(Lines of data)
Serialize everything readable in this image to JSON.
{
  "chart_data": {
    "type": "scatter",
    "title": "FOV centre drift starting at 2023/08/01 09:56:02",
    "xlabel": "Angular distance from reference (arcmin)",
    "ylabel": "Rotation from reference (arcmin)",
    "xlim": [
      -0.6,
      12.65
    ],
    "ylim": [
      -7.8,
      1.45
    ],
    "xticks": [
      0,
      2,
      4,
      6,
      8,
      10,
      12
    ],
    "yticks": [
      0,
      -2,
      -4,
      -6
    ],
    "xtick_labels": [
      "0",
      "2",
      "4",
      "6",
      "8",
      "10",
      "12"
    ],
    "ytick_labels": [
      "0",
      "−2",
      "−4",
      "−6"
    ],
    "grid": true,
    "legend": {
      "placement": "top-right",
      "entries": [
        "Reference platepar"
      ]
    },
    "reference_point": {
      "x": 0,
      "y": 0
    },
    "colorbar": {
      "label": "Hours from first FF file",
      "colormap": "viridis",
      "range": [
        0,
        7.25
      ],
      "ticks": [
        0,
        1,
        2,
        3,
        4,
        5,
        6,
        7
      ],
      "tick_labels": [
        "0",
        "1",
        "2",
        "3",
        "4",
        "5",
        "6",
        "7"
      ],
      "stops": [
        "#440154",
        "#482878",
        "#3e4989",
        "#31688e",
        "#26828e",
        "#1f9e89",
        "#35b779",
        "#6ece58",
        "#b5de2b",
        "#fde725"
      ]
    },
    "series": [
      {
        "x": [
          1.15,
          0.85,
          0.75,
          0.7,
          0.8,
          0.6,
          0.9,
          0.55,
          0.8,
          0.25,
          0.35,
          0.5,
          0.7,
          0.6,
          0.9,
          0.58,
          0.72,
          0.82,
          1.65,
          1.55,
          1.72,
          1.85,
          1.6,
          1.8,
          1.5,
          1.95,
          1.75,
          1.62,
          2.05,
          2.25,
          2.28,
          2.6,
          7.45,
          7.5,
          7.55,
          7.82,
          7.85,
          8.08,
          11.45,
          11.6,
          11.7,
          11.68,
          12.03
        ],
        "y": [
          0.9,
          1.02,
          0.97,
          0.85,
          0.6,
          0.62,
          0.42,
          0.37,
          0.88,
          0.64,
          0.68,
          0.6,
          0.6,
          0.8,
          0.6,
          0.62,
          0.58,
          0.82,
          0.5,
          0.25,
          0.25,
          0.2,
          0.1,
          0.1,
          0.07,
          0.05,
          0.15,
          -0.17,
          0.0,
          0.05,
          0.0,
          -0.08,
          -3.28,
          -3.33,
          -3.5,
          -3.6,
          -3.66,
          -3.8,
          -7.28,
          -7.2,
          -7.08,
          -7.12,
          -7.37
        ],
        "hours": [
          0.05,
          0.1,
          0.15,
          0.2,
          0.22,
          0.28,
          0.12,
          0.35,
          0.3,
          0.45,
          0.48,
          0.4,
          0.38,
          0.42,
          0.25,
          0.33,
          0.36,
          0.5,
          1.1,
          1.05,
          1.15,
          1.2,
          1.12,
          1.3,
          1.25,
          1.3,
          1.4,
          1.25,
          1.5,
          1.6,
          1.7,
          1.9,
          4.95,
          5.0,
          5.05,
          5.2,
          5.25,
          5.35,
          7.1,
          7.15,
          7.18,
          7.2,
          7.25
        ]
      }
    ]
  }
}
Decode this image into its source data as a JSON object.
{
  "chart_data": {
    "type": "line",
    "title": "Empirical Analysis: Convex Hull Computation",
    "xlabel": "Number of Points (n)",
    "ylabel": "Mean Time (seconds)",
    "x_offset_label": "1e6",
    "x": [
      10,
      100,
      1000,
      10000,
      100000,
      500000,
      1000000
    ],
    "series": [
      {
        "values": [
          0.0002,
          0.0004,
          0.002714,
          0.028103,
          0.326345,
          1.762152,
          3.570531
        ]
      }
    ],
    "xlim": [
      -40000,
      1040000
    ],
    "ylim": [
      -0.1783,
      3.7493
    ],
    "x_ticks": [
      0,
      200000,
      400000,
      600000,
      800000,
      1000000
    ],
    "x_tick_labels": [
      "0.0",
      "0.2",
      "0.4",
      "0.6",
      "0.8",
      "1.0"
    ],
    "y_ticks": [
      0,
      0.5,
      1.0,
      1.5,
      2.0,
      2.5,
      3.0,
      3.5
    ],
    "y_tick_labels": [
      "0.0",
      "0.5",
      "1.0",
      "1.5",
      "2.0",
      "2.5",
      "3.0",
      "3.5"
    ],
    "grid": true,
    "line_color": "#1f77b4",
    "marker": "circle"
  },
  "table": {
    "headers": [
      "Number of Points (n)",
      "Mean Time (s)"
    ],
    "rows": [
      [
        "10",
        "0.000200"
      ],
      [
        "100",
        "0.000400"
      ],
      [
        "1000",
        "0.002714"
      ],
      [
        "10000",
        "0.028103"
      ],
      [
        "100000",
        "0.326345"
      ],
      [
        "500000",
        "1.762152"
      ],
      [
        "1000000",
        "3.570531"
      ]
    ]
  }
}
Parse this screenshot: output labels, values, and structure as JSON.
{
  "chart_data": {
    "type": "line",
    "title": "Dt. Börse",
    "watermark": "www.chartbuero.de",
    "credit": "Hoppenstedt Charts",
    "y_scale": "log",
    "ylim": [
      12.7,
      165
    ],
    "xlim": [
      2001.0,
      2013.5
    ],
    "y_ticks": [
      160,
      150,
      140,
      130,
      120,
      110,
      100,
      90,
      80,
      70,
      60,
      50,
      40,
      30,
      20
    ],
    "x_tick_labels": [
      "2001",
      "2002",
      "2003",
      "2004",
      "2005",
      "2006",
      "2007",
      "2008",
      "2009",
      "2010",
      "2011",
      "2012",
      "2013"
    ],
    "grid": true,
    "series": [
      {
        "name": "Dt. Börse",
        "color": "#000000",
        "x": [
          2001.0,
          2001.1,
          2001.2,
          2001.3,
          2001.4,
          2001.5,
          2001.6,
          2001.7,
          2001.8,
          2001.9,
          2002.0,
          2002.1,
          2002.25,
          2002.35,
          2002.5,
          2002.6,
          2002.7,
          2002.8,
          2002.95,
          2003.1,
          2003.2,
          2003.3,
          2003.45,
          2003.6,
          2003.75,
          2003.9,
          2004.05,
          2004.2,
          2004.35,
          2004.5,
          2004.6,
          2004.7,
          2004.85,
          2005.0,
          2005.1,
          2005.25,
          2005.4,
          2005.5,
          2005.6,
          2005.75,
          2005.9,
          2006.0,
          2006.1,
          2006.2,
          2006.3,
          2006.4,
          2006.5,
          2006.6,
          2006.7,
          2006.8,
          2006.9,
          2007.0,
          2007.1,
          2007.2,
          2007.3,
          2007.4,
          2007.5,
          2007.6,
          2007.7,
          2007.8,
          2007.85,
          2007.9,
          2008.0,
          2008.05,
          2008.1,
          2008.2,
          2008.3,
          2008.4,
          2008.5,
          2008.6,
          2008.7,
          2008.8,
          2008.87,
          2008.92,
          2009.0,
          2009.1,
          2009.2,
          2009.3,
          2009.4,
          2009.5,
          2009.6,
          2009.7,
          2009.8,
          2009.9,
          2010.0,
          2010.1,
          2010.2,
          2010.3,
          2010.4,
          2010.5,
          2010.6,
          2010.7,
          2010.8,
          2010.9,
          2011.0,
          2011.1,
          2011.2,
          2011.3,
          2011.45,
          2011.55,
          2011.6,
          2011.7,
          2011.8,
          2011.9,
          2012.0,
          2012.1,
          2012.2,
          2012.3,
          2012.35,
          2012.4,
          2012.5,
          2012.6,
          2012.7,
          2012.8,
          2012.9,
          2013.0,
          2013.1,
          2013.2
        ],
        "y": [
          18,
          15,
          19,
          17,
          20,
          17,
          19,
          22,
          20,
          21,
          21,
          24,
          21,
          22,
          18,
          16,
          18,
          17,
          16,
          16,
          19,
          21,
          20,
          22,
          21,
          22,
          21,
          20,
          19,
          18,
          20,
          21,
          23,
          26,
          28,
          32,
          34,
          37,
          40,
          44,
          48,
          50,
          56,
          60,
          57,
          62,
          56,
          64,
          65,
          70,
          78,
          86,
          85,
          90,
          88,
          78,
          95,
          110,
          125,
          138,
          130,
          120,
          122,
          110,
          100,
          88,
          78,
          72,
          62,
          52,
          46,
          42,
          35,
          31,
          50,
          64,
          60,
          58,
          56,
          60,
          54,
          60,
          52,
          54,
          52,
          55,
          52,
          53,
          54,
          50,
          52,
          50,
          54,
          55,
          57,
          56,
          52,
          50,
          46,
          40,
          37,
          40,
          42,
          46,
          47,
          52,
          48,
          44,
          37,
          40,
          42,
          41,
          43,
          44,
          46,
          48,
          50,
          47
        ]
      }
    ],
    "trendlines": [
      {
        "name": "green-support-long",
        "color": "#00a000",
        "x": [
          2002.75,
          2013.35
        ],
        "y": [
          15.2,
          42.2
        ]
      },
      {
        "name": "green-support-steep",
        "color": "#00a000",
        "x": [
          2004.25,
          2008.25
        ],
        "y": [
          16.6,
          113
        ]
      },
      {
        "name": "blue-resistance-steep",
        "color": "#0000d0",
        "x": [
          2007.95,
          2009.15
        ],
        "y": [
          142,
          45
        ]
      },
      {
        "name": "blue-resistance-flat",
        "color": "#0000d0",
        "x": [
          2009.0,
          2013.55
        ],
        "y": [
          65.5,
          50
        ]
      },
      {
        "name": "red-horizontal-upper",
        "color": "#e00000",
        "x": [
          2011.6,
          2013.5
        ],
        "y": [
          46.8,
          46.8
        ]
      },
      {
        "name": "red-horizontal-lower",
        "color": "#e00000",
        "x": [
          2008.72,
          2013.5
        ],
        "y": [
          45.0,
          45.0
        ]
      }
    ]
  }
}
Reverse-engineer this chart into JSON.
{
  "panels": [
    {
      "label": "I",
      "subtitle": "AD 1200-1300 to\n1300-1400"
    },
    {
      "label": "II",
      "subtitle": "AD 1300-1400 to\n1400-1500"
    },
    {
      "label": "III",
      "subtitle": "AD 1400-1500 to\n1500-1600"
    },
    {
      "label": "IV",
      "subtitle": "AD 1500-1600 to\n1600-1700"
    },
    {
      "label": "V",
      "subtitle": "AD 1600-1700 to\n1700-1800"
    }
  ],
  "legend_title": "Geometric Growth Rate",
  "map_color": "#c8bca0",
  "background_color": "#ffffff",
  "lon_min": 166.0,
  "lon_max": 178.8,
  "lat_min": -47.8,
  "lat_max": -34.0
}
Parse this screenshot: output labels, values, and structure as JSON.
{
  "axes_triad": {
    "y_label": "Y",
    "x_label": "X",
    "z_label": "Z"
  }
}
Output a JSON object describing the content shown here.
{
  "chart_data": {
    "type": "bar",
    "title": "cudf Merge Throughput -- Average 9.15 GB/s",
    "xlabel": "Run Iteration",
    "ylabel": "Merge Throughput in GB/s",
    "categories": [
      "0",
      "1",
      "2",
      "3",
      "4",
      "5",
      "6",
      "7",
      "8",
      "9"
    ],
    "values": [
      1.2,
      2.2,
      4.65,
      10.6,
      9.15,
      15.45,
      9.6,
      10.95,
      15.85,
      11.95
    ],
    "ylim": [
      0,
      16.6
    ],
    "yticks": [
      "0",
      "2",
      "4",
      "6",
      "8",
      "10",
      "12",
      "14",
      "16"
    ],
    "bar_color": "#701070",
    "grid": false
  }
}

- **To do**: Show every line in the entries where the string "name" occurs.

- **Answer for the task**:
        "name": "Dt. Börse",
        "name": "green-support-long",
        "name": "green-support-steep",
        "name": "blue-resistance-steep",
        "name": "blue-resistance-flat",
        "name": "red-horizontal-upper",
        "name": "red-horizontal-lower",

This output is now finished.